-- START SUPPLIED RECORDS --

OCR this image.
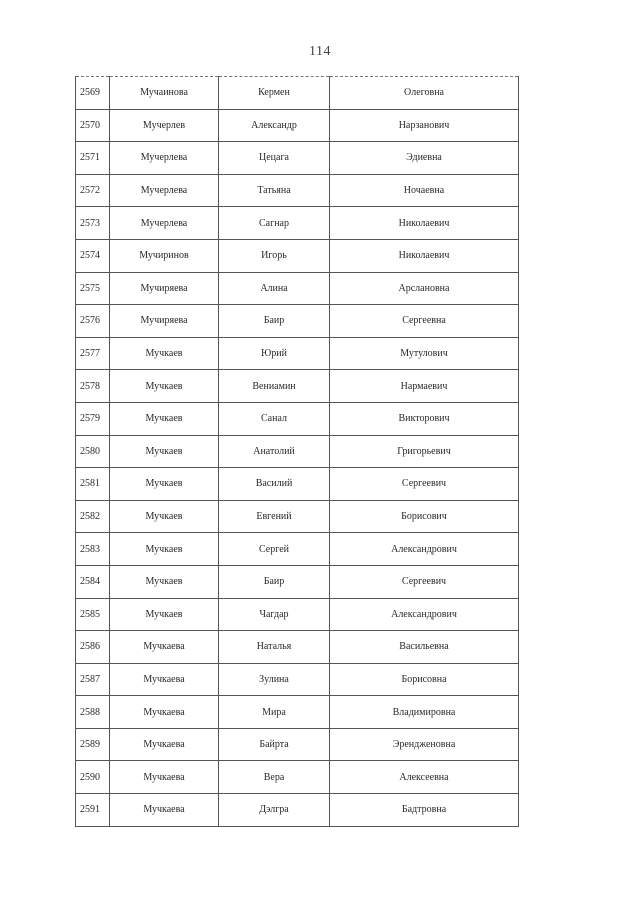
114
2569	Мучаинова	Кермен	Олеговна
2570	Мучерлев	Александр	Нарзанович
2571	Мучерлева	Цецага	Эдиевна
2572	Мучерлева	Татьяна	Ночаевна
2573	Мучерлева	Сагнар	Николаевич
2574	Мучиринов	Игорь	Николаевич
2575	Мучиряева	Алина	Арслановна
2576	Мучиряева	Баир	Сергеевна
2577	Мучкаев	Юрий	Мутулович
2578	Мучкаев	Вениамин	Нармаевич
2579	Мучкаев	Санал	Викторович
2580	Мучкаев	Анатолий	Григорьевич
2581	Мучкаев	Василий	Сергеевич
2582	Мучкаев	Евгений	Борисович
2583	Мучкаев	Сергей	Александрович
2584	Мучкаев	Баир	Сергеевич
2585	Мучкаев	Чагдар	Александрович
2586	Мучкаева	Наталья	Васильевна
2587	Мучкаева	Зулина	Борисовна
2588	Мучкаева	Мира	Владимировна
2589	Мучкаева	Байрта	Эрендженовна
2590	Мучкаева	Вера	Алексеевна
2591	Мучкаева	Дэлгра	Бадтровна
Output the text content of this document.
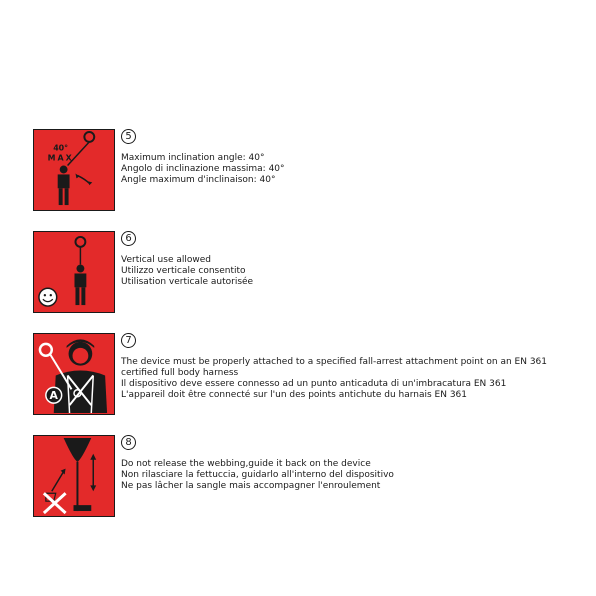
40°
MAX
5
Maximum inclination angle: 40°
Angolo di inclinazione massima: 40°
Angle maximum d'inclinaison: 40°
6
Vertical use allowed
Utilizzo verticale consentito
Utilisation verticale autorisée
A
7
The device must be properly attached to a specified fall-arrest attachment point on an EN 361 certified full body harness
Il dispositivo deve essere connesso ad un punto anticaduta di un'imbracatura EN 361
L'appareil doit être connecté sur l'un des points antichute du harnais EN 361
8
Do not release the webbing,guide it back on the device
Non rilasciare la fettuccia, guidarlo all'interno del dispositivo
Ne pas lâcher la sangle mais accompagner l'enroulement
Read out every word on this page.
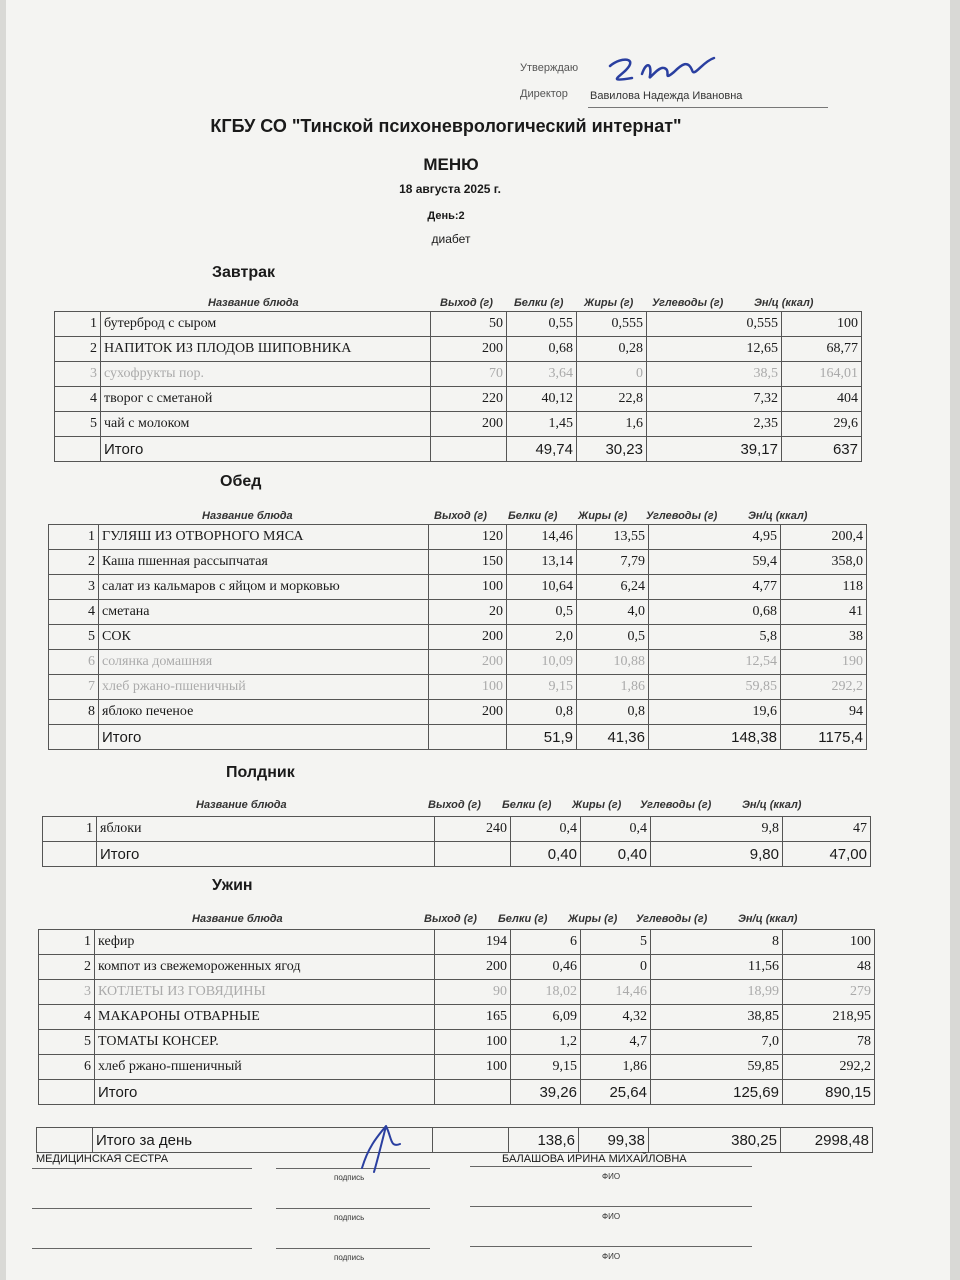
Утверждаю
Директор Вавилова Надежда Ивановна
КГБУ СО "Тинской психоневрологический интернат"
МЕНЮ
18 августа 2025 г.
День:2
диабет
Завтрак
Название блюда	Выход (г) Белки (г) Жиры (г) Углеводы (г)	Эн/ц (ккал)
1	бутерброд с сыром	50	0,55	0,555	0,555	100
2	НАПИТОК ИЗ ПЛОДОВ ШИПОВНИКА	200	0,68	0,28	12,65	68,77
3	сухофрукты пор.	70	3,64	0	38,5	164,01
4	творог с сметаной	220	40,12	22,8	7,32	404
5	чай с молоком	200	1,45	1,6	2,35	29,6
	Итого		49,74	30,23	39,17	637
Обед
Название блюда	Выход (г) Белки (г) Жиры (г) Углеводы (г)	Эн/ц (ккал)
1	ГУЛЯШ ИЗ ОТВОРНОГО МЯСА	120	14,46	13,55	4,95	200,4
2	Каша пшенная рассыпчатая	150	13,14	7,79	59,4	358,0
3	салат из кальмаров с яйцом и морковью	100	10,64	6,24	4,77	118
4	сметана	20	0,5	4,0	0,68	41
5	СОК	200	2,0	0,5	5,8	38
6	солянка домашняя	200	10,09	10,88	12,54	190
7	хлеб ржано-пшеничный	100	9,15	1,86	59,85	292,2
8	яблоко печеное	200	0,8	0,8	19,6	94
	Итого		51,9	41,36	148,38	1175,4
Полдник
Название блюда	Выход (г) Белки (г) Жиры (г) Углеводы (г)	Эн/ц (ккал)
1	яблоки	240	0,4	0,4	9,8	47
	Итого		0,40	0,40	9,80	47,00
Ужин
Название блюда	Выход (г) Белки (г) Жиры (г) Углеводы (г)	Эн/ц (ккал)
1	кефир	194	6	5	8	100
2	компот из свежемороженных ягод	200	0,46	0	11,56	48
3	КОТЛЕТЫ ИЗ ГОВЯДИНЫ	90	18,02	14,46	18,99	279
4	МАКАРОНЫ ОТВАРНЫЕ	165	6,09	4,32	38,85	218,95
5	ТОМАТЫ КОНСЕР.	100	1,2	4,7	7,0	78
6	хлеб ржано-пшеничный	100	9,15	1,86	59,85	292,2
	Итого		39,26	25,64	125,69	890,15
	Итого за день		138,6	99,38	380,25	2998,48
МЕДИЦИНСКАЯ СЕСТРА	БАЛАШОВА ИРИНА МИХАЙЛОВНА
подпись	ФИО
подпись	ФИО
подпись	ФИО
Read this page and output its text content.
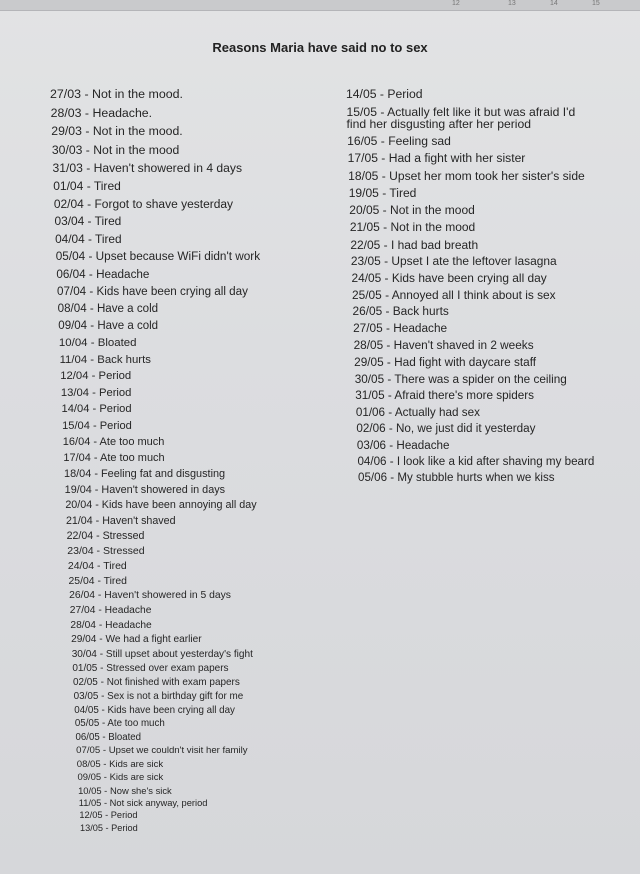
12	13	14	15
Reasons Maria have said no to sex
27/03 - Not in the mood.
28/03 - Headache.
29/03 - Not in the mood.
30/03 - Not in the mood
31/03 - Haven't showered in 4 days
01/04 - Tired
02/04 - Forgot to shave yesterday
03/04 - Tired
04/04 - Tired
05/04 - Upset because WiFi didn't work
06/04 - Headache
07/04 - Kids have been crying all day
08/04 - Have a cold
09/04 - Have a cold
10/04 - Bloated
11/04 - Back hurts
12/04 - Period
13/04 - Period
14/04 - Period
15/04 - Period
16/04 - Ate too much
17/04 - Ate too much
18/04 - Feeling fat and disgusting
19/04 - Haven't showered in days
20/04 - Kids have been annoying all day
21/04 - Haven't shaved
22/04 - Stressed
23/04 - Stressed
24/04 - Tired
25/04 - Tired
26/04 - Haven't showered in 5 days
27/04 - Headache
28/04 - Headache
29/04 - We had a fight earlier
30/04 - Still upset about yesterday's fight
01/05 - Stressed over exam papers
02/05 - Not finished with exam papers
03/05 - Sex is not a birthday gift for me
04/05 - Kids have been crying all day
05/05 - Ate too much
06/05 - Bloated
07/05 - Upset we couldn't visit her family
08/05 - Kids are sick
09/05 - Kids are sick
10/05 - Now she's sick
11/05 - Not sick anyway, period
12/05 - Period
13/05 - Period
14/05 - Period
15/05 - Actually felt like it but was afraid I'd find her disgusting after her period
16/05 - Feeling sad
17/05 - Had a fight with her sister
18/05 - Upset her mom took her sister's side
19/05 - Tired
20/05 - Not in the mood
21/05 - Not in the mood
22/05 - I had bad breath
23/05 - Upset I ate the leftover lasagna
24/05 - Kids have been crying all day
25/05 - Annoyed all I think about is sex
26/05 - Back hurts
27/05 - Headache
28/05 - Haven't shaved in 2 weeks
29/05 - Had fight with daycare staff
30/05 - There was a spider on the ceiling
31/05 - Afraid there's more spiders
01/06 - Actually had sex
02/06 - No, we just did it yesterday
03/06 - Headache
04/06 - I look like a kid after shaving my beard
05/06 - My stubble hurts when we kiss
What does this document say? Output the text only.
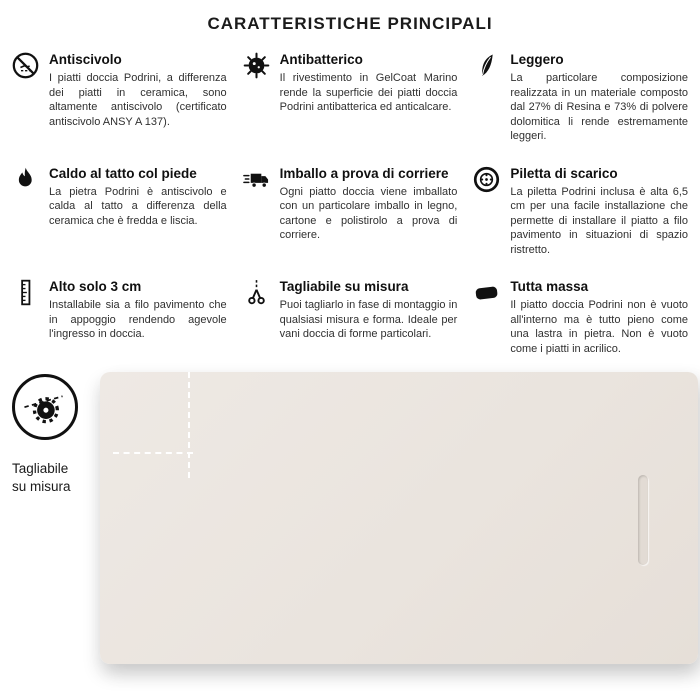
CARATTERISTICHE PRINCIPALI
Antiscivolo

I piatti doccia Podrini, a differenza dei piatti in ceramica, sono altamente antiscivolo (certificato antiscivolo ANSY A 137).

Antibatterico

Il rivestimento in GelCoat Marino rende la superficie dei piatti doccia Podrini antibatterica ed anticalcare.

Leggero

La particolare composizione realizzata in un materiale composto dal 27% di Resina e 73% di polvere dolomitica li rende estremamente leggeri.

Caldo al tatto col piede

La pietra Podrini è antiscivolo e calda al tatto a differenza della ceramica che è fredda e liscia.

Imballo a prova di corriere

Ogni piatto doccia viene imballato con un particolare imballo in legno, cartone e polistirolo a prova di corriere.

Piletta di scarico

La piletta Podrini inclusa è alta 6,5 cm per una facile installazione che permette di installare il piatto a filo pavimento in situazioni di spazio ristretto.

Alto solo 3 cm

Installabile sia a filo pavimento che in appoggio rendendo agevole l'ingresso in doccia.

Tagliabile su misura

Puoi tagliarlo in fase di montaggio in qualsiasi misura e forma. Ideale per vani doccia di forme particolari.

Tutta massa

Il piatto doccia Podrini non è vuoto all'interno ma è tutto pieno come una lastra in pietra. Non è vuoto come i piatti in acrilico.

Tagliabile su misura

-- END SUPPLIED RECORDS --

TASK DETAILS
Using the entries above, return each line in which the word "device" occurs.

RESULT FOR THIS EXERCISE
The device must be properly attached to a specified fall-arrest attachment point on an EN 361 certified full body harness
Do not release the webbing,guide it back on the device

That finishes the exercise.